▶ [READING PASSAGE]
* start *

Abbasid Governor of Mosul
- In office 781–783/5
- Monarch: Al-Mahdi
- Preceded by: Muhammad ibn al-Fadl
- Succeeded by: Musa ibn Mus'ab

Abbasid Governor of Mecca
- In office 784/85–785/86
- Monarchs: Al-Mahdi again appointed by Harun al-Rashid

Abbasid Governor of Yemen
- In office 791–791
- Monarch: Harun al-Rashid
- Preceded by: Abdallah ibn Mus'ab al-Zubayri
- Succeeded by: Ibrahim ibn Ubaydallah al-Hajbi

Abbasid Governor of Egypt
- In office 803–805
- Monarch: Harun al rashid
- Preceded by: Al-Layth ibn al-Fadl
- Succeeded by: Abdallah ibn Muhammad ibn Ibrahim al-Zaynabi

Personal details
- Relations: Abbasid dynasty
- Parent: Isma'il ibn Ali al-Hashimi (father);

= Ahmad ibn Isma'il ibn Ali al-Hashimi =

Provincial
Abbasid governor

Ahmad ibn Isma'il ibn Ali (أحمد بن إسماعيل بن علي الهاشمي) was a minor Abbasid personage and provincial governor who was active in the late eighth and early ninth centuries.

==Life==
Ahmad was the son of Isma'il and a grandson of Ali ibn Abdallah ibn al-Abbas, and was a first cousin of the first two Abbasid caliphs al-Saffah and al-Mansur. During the caliphate of al-Mahdi he was appointed to the governorship of Mosul (781–783/5) and later became al-Mahdi's final governor of Mecca. Under Harun al-Rashid he was again appointed to Mecca and also served as governor of the Yemen (c. 797).

* end *

▶ [GIVEN PROBLEM]
List every province that the article on Ahmad ibn Isma'il ibn Ali names as one he governed.

▶ [ITEMS]
* start *

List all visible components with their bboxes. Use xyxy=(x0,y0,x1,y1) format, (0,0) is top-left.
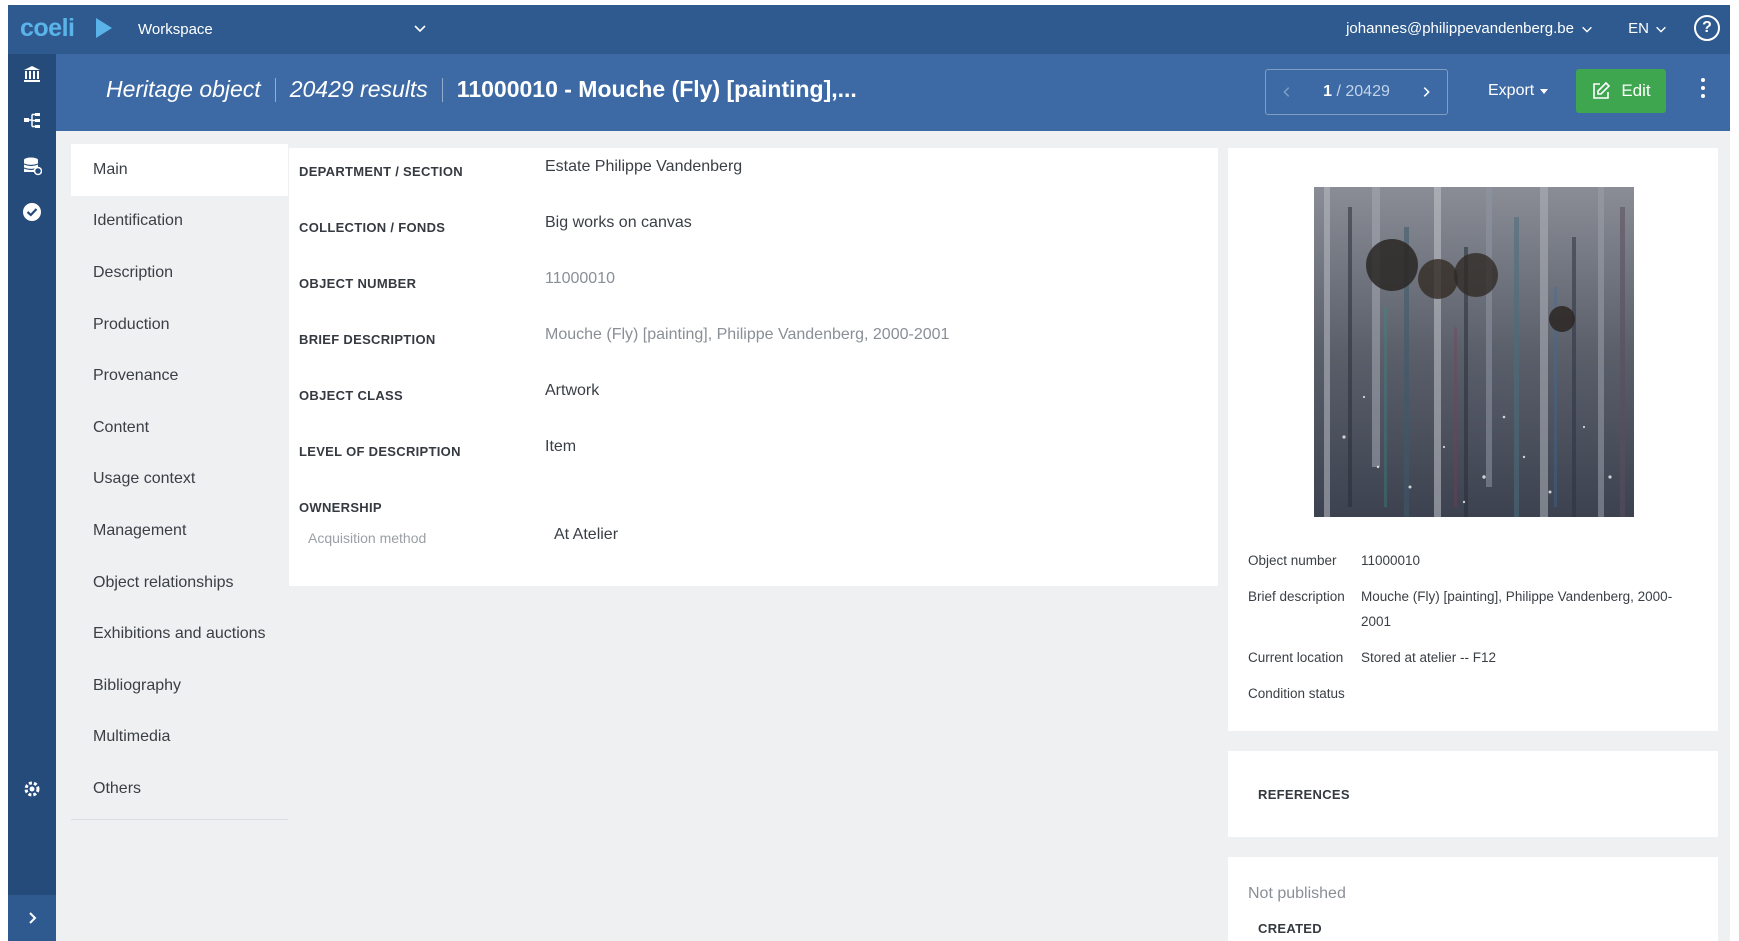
breadcrumb-separator xyxy=(441,77,443,102)
object-number-label: Object number xyxy=(1248,553,1337,568)
left-icon-rail xyxy=(8,54,56,941)
field-label: OBJECT NUMBER xyxy=(299,276,417,291)
chevron-down-icon xyxy=(414,25,426,33)
chevron-right-icon xyxy=(29,912,37,924)
language-selector[interactable]: EN xyxy=(1628,20,1668,37)
section-usage-context[interactable]: Usage context xyxy=(71,454,288,506)
pager-total: / 20429 xyxy=(1336,83,1390,100)
language-label: EN xyxy=(1628,20,1649,37)
pager-current: 1 xyxy=(1323,83,1333,100)
workspace-selector[interactable]: Workspace xyxy=(138,5,428,54)
field-label: COLLECTION / FONDS xyxy=(299,220,446,235)
more-options-icon[interactable] xyxy=(1700,78,1706,98)
field-label: BRIEF DESCRIPTION xyxy=(299,332,436,347)
previous-record-button[interactable] xyxy=(1280,85,1294,99)
main-fields-card: DEPARTMENT / SECTION Estate Philippe Van… xyxy=(289,148,1218,586)
caret-down-icon xyxy=(1540,89,1549,94)
summary-card: Object number 11000010 Brief description… xyxy=(1228,148,1718,731)
coeli-logo[interactable]: coeli xyxy=(20,14,75,43)
section-production[interactable]: Production xyxy=(71,299,288,351)
breadcrumb-separator xyxy=(274,77,276,102)
section-provenance[interactable]: Provenance xyxy=(71,350,288,402)
brief-description-value: Mouche (Fly) [painting], Philippe Vanden… xyxy=(1361,589,1673,629)
hierarchy-icon[interactable] xyxy=(20,108,44,132)
publication-status: Not published xyxy=(1248,885,1346,902)
field-label: OWNERSHIP xyxy=(299,500,382,515)
section-multimedia[interactable]: Multimedia xyxy=(71,712,288,764)
field-label: OBJECT CLASS xyxy=(299,388,404,403)
record-type-link[interactable]: Heritage object xyxy=(106,76,261,103)
field-value: Item xyxy=(545,438,577,455)
breadcrumb: Heritage object 20429 results 11000010 -… xyxy=(106,76,857,103)
expand-sidebar-button[interactable] xyxy=(8,895,56,941)
record-header: Heritage object 20429 results 11000010 -… xyxy=(56,54,1730,131)
field-value: Big works on canvas xyxy=(545,214,692,231)
created-label: CREATED xyxy=(1258,921,1322,936)
section-object-relationships[interactable]: Object relationships xyxy=(71,557,288,609)
references-card: REFERENCES xyxy=(1228,751,1718,837)
artwork-thumbnail[interactable] xyxy=(1314,187,1634,517)
field-label: DEPARTMENT / SECTION xyxy=(299,164,463,179)
user-email: johannes@philippevandenberg.be xyxy=(1346,20,1574,37)
next-record-button[interactable] xyxy=(1419,85,1433,99)
museum-icon[interactable] xyxy=(20,62,44,86)
user-menu[interactable]: johannes@philippevandenberg.be xyxy=(1346,20,1594,37)
section-content[interactable]: Content xyxy=(71,402,288,454)
field-value: 11000010 xyxy=(545,270,615,287)
brief-description-label: Brief description xyxy=(1248,589,1345,604)
section-identification[interactable]: Identification xyxy=(71,196,288,248)
condition-status-label: Condition status xyxy=(1248,686,1345,701)
divider xyxy=(71,818,288,820)
section-exhibitions-and-auctions[interactable]: Exhibitions and auctions xyxy=(71,608,288,660)
section-description[interactable]: Description xyxy=(71,247,288,299)
field-label: LEVEL OF DESCRIPTION xyxy=(299,444,461,459)
edit-label: Edit xyxy=(1621,81,1651,100)
database-icon[interactable] xyxy=(20,154,44,178)
results-link[interactable]: 20429 results xyxy=(290,76,428,103)
object-number-value: 11000010 xyxy=(1361,553,1421,568)
section-bibliography[interactable]: Bibliography xyxy=(71,660,288,712)
section-main[interactable]: Main xyxy=(71,144,288,196)
section-nav: Main Identification Description Producti… xyxy=(71,144,288,820)
export-button[interactable]: Export xyxy=(1488,82,1549,100)
export-label: Export xyxy=(1488,82,1535,99)
current-location-value: Stored at atelier -- F12 xyxy=(1361,650,1497,665)
workspace-label: Workspace xyxy=(138,21,213,38)
section-management[interactable]: Management xyxy=(71,505,288,557)
section-others[interactable]: Others xyxy=(71,763,288,815)
chevron-down-icon xyxy=(1582,26,1592,33)
check-circle-icon[interactable] xyxy=(20,200,44,224)
field-value: Mouche (Fly) [painting], Philippe Vanden… xyxy=(545,326,950,343)
help-icon[interactable]: ? xyxy=(1694,15,1720,41)
chevron-down-icon xyxy=(1656,26,1666,33)
top-bar: coeli Workspace johannes@philippevandenb… xyxy=(8,5,1730,54)
edit-button[interactable]: Edit xyxy=(1576,69,1666,113)
settings-icon[interactable] xyxy=(20,777,44,801)
logo-flag-icon xyxy=(96,18,112,38)
field-value: Estate Philippe Vandenberg xyxy=(545,158,743,175)
current-location-label: Current location xyxy=(1248,650,1344,665)
pager-position: 1 / 20429 xyxy=(1323,83,1390,101)
acquisition-method-value: At Atelier xyxy=(554,526,619,543)
field-value: Artwork xyxy=(545,382,600,399)
record-pager: 1 / 20429 xyxy=(1265,69,1448,115)
app-window: coeli Workspace johannes@philippevandenb… xyxy=(8,5,1730,941)
edit-icon xyxy=(1593,81,1611,99)
acquisition-method-label: Acquisition method xyxy=(308,530,427,546)
references-title: REFERENCES xyxy=(1258,787,1350,802)
publication-card: Not published CREATED xyxy=(1228,857,1718,941)
record-title: 11000010 - Mouche (Fly) [painting],... xyxy=(456,76,857,102)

* end *

▶ [FINAL RESULT]
Mosul, Mecca, Yemen, Egypt